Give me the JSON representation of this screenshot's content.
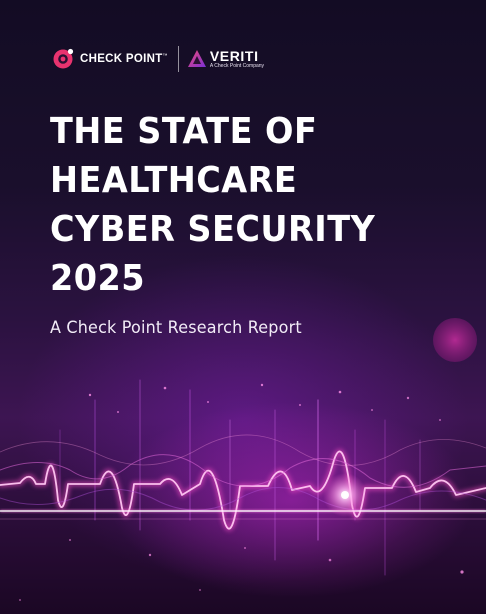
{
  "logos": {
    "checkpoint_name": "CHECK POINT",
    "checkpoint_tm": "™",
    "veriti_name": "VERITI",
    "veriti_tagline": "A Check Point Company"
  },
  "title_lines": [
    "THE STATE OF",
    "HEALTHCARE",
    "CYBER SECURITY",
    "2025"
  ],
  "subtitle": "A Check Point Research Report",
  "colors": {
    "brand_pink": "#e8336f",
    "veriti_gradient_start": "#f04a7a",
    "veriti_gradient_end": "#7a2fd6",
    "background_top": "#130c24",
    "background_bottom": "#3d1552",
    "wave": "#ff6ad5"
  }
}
::::::
◆ **Aim of the exercise**
Write out the material above once more, exactly as it reads, with no pictures.

◆ **Reply to the exercise**
Give me the JSON representation of this screenshot's content.
{
  "logos": {
    "checkpoint_name": "CHECK POINT",
    "checkpoint_tm": "™",
    "veriti_name": "VERITI",
    "veriti_tagline": "A Check Point Company"
  },
  "title_lines": [
    "THE STATE OF",
    "HEALTHCARE",
    "CYBER SECURITY",
    "2025"
  ],
  "subtitle": "A Check Point Research Report",
  "colors": {
    "brand_pink": "#e8336f",
    "veriti_gradient_start": "#f04a7a",
    "veriti_gradient_end": "#7a2fd6",
    "background_top": "#130c24",
    "background_bottom": "#3d1552",
    "wave": "#ff6ad5"
  }
}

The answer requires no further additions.